> **Instructions to follow**
Find how many lines in the data below mention "into". Give the number only.

Rows from a dataset:

********************

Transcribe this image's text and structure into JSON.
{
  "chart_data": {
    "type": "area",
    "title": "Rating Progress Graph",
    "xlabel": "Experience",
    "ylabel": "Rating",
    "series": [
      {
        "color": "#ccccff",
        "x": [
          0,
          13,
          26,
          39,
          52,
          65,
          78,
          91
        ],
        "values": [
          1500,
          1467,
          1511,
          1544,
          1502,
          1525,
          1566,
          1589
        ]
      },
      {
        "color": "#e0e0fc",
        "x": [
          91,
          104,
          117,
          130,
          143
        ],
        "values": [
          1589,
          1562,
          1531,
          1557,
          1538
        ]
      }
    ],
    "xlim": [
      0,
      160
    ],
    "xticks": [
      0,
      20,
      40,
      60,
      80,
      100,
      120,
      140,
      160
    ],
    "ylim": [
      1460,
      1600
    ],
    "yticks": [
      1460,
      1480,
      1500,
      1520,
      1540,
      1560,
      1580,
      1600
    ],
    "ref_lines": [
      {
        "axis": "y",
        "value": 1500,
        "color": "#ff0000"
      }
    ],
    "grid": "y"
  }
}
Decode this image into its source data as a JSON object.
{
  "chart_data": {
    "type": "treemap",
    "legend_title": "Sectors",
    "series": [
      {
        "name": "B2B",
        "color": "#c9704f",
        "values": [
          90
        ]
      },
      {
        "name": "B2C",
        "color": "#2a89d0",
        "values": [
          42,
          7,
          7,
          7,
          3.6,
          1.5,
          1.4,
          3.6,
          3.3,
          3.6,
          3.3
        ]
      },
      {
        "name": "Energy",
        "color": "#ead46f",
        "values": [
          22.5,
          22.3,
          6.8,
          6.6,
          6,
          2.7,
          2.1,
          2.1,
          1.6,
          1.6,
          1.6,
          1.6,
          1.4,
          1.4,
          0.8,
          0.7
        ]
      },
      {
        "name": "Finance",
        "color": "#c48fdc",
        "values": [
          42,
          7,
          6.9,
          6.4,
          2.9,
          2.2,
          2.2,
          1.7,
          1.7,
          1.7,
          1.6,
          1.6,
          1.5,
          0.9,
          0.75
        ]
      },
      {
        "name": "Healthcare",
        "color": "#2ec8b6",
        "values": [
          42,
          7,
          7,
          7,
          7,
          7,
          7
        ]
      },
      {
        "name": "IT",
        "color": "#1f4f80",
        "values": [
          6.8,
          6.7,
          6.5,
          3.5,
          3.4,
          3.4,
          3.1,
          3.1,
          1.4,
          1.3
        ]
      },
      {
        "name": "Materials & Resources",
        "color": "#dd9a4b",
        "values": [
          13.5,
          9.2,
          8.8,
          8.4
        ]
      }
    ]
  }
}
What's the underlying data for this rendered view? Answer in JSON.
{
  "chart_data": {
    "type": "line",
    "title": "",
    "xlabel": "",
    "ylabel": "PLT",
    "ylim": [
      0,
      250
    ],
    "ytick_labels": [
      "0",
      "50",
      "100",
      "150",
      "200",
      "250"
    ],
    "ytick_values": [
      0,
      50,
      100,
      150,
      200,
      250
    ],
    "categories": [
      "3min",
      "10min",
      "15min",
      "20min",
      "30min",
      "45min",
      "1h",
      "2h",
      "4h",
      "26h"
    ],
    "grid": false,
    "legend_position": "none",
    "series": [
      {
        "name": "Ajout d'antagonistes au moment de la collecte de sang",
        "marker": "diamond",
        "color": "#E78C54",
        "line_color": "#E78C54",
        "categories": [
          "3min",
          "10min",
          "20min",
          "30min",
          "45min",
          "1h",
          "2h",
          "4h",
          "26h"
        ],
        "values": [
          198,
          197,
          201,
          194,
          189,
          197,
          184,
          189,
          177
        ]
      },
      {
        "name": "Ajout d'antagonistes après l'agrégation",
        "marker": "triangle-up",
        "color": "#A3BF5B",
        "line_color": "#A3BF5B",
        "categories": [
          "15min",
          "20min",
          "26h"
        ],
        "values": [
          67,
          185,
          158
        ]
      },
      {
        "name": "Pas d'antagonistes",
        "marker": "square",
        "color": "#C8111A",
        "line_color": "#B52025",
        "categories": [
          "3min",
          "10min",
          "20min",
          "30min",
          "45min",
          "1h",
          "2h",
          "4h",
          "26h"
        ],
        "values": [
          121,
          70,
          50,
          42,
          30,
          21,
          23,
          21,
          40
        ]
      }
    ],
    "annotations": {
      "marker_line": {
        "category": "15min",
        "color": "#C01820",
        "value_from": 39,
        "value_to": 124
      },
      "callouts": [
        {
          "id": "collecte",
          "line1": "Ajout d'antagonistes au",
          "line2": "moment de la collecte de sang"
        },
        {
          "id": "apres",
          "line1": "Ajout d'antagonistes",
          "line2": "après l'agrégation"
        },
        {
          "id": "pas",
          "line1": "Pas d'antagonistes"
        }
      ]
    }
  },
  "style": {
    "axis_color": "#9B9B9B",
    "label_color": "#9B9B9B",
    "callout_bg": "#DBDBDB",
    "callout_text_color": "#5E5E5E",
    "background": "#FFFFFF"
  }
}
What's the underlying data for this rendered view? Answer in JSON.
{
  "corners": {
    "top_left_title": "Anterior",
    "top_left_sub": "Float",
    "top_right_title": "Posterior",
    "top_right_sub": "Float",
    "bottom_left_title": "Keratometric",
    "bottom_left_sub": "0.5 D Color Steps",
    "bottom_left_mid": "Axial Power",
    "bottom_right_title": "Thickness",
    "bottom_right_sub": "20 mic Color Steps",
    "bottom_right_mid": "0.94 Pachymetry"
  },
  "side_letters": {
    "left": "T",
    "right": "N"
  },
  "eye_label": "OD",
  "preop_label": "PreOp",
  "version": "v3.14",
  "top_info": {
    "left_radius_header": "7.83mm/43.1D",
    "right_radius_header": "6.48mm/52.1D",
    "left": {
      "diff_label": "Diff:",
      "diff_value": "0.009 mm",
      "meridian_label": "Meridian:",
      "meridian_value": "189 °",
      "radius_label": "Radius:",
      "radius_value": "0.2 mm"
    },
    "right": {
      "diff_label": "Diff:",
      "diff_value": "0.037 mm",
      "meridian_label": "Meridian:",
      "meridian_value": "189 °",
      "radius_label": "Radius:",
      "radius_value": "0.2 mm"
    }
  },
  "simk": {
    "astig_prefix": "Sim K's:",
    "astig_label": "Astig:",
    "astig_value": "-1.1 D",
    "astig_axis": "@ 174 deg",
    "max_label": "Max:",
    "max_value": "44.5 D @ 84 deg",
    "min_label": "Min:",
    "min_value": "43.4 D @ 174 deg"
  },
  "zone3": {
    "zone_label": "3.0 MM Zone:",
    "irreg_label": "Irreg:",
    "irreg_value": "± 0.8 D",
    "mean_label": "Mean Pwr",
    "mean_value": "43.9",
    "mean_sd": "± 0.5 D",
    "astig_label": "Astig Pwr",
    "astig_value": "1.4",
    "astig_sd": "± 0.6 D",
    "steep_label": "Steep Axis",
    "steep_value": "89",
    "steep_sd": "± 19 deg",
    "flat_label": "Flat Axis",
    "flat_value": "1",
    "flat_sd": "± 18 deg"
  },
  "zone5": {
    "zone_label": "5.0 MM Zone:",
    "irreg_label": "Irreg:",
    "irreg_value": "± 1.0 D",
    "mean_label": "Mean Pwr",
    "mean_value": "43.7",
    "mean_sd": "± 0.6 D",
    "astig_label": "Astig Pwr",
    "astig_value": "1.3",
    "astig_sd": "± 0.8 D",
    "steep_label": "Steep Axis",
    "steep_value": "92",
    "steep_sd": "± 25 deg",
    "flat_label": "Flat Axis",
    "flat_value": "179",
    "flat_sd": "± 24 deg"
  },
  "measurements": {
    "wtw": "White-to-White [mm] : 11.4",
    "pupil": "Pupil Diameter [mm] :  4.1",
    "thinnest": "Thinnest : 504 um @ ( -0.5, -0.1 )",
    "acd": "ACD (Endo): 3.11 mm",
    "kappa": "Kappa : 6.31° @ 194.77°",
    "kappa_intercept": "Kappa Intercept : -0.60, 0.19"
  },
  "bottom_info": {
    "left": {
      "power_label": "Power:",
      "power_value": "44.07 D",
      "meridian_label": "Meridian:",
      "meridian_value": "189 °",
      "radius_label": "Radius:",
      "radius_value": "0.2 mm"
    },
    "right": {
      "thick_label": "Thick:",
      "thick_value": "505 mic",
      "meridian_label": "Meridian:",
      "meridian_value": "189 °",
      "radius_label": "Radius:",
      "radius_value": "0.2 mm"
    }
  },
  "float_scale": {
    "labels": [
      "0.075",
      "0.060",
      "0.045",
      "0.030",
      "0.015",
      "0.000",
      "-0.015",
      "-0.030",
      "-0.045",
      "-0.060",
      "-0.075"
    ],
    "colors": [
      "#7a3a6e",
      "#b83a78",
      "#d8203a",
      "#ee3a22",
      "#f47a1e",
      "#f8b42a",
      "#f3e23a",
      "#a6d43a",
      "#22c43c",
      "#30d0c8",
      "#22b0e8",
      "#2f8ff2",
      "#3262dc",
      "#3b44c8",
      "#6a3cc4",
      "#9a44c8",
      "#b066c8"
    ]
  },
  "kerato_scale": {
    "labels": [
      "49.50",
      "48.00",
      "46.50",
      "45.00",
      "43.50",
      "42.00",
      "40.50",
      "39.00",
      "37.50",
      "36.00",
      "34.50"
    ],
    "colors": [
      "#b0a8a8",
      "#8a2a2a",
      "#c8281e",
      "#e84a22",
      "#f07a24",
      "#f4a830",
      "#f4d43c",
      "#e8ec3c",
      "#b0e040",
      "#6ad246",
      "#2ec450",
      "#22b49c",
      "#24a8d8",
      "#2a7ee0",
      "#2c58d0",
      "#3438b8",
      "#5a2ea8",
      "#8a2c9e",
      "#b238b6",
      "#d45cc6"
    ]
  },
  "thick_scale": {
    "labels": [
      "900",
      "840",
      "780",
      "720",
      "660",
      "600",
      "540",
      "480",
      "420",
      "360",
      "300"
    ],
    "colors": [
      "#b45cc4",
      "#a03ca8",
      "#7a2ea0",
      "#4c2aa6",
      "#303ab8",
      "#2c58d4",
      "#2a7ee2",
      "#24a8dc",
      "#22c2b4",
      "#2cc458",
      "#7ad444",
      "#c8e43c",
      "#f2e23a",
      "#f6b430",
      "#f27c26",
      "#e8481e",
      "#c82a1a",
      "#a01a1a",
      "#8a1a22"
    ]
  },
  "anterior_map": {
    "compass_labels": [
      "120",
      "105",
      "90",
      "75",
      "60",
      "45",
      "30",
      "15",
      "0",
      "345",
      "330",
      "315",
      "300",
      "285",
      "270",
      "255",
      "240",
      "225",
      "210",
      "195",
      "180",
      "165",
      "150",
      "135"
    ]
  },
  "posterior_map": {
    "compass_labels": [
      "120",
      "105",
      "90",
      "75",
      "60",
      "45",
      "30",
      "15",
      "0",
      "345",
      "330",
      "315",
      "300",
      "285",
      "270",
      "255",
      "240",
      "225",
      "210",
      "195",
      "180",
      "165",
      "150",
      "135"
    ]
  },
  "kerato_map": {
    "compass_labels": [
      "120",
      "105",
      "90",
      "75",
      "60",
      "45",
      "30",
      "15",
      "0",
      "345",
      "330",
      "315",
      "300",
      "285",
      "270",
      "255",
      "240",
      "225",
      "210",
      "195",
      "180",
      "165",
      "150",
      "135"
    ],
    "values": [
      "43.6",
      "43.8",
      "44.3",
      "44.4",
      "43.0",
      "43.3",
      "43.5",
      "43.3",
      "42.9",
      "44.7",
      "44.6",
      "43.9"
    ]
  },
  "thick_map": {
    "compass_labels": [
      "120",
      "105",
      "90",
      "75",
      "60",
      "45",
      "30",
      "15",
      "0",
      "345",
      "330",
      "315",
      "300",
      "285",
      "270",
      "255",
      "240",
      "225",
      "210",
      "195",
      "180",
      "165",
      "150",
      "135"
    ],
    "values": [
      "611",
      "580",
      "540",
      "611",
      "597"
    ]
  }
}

********************

> **Written answer**
2